Job: Output the items from the very first line through the line containing "y-tick-label: 6000: [88, 752, 158, 785]", both included, as a JSON list of strings with one string per line and blank lines left out.

Supplied material:
————

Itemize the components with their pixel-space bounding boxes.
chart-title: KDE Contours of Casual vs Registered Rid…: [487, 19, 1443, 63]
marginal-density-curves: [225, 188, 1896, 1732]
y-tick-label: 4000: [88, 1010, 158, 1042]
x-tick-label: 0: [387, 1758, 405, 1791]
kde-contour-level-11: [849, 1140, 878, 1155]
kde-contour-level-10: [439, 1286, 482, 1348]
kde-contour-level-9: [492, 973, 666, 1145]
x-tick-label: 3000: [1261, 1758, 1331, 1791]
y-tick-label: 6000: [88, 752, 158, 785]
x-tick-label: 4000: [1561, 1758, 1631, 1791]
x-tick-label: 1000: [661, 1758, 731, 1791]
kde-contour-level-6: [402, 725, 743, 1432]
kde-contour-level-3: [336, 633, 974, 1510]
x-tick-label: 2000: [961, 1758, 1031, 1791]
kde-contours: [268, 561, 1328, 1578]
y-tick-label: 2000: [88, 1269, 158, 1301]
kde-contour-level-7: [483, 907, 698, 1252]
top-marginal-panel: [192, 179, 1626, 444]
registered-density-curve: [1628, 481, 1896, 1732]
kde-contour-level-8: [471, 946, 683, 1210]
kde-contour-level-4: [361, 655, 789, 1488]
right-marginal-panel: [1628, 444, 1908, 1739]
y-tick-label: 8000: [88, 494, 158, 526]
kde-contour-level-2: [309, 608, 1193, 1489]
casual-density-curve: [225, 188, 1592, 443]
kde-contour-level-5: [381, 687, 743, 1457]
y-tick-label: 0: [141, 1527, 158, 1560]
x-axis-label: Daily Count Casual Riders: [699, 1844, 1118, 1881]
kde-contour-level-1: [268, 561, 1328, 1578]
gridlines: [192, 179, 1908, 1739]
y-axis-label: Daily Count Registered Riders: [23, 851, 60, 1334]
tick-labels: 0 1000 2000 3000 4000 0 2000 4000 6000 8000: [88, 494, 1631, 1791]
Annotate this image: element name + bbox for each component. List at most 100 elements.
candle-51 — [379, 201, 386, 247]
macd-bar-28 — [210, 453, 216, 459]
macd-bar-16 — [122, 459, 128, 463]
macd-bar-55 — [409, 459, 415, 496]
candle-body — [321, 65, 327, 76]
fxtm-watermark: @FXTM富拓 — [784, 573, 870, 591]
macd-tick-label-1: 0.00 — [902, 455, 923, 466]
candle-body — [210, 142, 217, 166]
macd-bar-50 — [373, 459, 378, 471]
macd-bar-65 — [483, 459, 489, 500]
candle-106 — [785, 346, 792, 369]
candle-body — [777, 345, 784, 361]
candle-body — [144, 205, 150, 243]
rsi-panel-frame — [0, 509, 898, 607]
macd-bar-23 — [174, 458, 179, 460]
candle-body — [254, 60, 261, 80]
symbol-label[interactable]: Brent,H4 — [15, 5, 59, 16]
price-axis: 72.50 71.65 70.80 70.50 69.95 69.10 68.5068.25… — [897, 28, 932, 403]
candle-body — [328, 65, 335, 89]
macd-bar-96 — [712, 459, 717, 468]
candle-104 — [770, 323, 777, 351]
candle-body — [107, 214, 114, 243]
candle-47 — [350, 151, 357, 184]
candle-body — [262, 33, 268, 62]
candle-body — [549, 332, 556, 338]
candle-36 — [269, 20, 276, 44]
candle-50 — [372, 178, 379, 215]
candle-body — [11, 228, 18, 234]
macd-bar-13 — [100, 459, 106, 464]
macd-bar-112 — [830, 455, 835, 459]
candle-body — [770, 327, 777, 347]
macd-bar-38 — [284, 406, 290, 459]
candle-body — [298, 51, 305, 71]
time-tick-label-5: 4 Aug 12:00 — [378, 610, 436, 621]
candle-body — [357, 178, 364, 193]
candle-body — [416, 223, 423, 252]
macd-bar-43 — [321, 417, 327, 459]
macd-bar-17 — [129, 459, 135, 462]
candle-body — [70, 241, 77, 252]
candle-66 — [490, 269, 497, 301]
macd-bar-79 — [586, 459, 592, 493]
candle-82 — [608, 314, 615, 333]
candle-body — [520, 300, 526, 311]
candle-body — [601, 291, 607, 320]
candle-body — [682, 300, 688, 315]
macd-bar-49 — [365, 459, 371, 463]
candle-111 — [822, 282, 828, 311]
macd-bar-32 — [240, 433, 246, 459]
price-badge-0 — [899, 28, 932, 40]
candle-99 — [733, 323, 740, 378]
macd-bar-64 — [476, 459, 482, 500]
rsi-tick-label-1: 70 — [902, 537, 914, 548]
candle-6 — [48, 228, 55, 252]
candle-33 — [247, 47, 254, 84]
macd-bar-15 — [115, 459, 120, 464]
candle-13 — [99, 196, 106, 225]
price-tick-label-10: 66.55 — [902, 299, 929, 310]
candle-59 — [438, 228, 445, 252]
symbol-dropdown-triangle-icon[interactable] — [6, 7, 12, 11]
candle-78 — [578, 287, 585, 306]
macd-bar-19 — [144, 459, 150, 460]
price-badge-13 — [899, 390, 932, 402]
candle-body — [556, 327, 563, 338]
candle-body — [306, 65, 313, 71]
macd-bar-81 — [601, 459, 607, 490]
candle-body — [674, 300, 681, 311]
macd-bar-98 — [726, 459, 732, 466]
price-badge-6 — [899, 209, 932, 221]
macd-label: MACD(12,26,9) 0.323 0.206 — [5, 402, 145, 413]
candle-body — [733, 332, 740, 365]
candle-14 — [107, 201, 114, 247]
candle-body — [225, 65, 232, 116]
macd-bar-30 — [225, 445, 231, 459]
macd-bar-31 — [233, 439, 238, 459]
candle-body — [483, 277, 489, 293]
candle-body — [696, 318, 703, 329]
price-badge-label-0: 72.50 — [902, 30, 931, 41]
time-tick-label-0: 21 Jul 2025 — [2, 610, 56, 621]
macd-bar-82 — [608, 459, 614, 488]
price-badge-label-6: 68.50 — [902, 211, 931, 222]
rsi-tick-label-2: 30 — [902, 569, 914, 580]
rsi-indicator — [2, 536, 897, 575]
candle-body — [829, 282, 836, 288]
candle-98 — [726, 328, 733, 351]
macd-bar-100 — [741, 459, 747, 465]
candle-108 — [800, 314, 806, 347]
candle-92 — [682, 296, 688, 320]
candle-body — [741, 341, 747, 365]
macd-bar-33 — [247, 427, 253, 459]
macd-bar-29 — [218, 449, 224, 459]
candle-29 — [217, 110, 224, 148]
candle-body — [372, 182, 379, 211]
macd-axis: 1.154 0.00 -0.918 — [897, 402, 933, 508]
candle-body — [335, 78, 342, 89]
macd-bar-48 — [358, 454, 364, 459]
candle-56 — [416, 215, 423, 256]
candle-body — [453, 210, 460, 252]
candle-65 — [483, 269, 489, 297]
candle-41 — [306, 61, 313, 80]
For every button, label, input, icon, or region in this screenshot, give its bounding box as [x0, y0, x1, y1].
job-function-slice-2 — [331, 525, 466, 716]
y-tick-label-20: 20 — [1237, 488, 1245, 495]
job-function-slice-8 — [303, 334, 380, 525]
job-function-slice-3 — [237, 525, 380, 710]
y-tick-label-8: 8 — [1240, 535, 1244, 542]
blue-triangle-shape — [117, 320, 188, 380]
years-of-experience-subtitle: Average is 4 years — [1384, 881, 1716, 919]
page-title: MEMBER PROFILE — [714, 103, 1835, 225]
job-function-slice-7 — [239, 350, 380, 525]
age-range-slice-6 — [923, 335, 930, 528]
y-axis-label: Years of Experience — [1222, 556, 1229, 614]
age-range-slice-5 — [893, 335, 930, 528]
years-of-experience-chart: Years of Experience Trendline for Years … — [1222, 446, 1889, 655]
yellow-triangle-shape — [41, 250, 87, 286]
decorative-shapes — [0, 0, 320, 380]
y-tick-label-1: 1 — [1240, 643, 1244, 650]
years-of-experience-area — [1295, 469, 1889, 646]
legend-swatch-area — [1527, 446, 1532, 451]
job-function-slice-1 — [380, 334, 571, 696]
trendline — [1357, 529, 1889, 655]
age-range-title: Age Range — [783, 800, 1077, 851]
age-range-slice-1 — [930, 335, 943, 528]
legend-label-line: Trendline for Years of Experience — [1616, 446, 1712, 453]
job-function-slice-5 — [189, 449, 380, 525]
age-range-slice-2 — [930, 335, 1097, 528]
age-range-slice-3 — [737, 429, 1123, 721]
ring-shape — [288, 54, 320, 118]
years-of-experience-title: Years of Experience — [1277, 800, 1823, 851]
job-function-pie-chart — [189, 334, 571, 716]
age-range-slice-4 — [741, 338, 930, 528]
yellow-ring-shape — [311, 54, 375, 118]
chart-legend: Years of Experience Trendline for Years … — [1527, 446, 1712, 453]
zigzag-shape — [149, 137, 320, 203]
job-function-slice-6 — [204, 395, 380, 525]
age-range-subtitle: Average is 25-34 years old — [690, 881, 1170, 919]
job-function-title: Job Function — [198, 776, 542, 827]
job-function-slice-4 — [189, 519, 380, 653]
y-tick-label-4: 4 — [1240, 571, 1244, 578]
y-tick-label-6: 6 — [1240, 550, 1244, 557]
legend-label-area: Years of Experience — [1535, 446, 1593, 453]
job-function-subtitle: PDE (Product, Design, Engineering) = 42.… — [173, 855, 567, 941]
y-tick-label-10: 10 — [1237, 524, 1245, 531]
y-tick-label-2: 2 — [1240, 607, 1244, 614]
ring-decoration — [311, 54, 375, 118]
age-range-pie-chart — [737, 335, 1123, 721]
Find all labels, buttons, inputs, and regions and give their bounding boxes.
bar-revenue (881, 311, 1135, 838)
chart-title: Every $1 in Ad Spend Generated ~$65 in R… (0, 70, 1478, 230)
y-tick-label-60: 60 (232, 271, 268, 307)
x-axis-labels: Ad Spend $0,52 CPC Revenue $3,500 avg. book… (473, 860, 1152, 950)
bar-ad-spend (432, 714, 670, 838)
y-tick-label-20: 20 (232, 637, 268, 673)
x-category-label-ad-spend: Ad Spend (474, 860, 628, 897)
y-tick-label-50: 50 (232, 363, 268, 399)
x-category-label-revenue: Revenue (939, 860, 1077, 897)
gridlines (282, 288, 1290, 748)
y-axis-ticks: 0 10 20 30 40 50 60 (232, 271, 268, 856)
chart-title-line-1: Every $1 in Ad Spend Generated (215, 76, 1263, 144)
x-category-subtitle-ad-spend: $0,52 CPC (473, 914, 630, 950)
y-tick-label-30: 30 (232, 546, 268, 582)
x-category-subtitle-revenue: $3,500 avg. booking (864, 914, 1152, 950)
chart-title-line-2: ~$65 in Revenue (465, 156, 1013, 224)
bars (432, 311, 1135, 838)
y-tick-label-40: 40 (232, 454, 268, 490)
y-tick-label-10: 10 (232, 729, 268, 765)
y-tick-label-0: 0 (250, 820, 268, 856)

————

Output of the task:
[
  "Itemize the components with their pixel-space bounding boxes.",
  "chart-title: KDE Contours of Casual vs Registered Rid…: [487, 19, 1443, 63]",
  "marginal-density-curves: [225, 188, 1896, 1732]",
  "y-tick-label: 4000: [88, 1010, 158, 1042]",
  "x-tick-label: 0: [387, 1758, 405, 1791]",
  "kde-contour-level-11: [849, 1140, 878, 1155]",
  "kde-contour-level-10: [439, 1286, 482, 1348]",
  "kde-contour-level-9: [492, 973, 666, 1145]",
  "x-tick-label: 3000: [1261, 1758, 1331, 1791]",
  "y-tick-label: 6000: [88, 752, 158, 785]"
]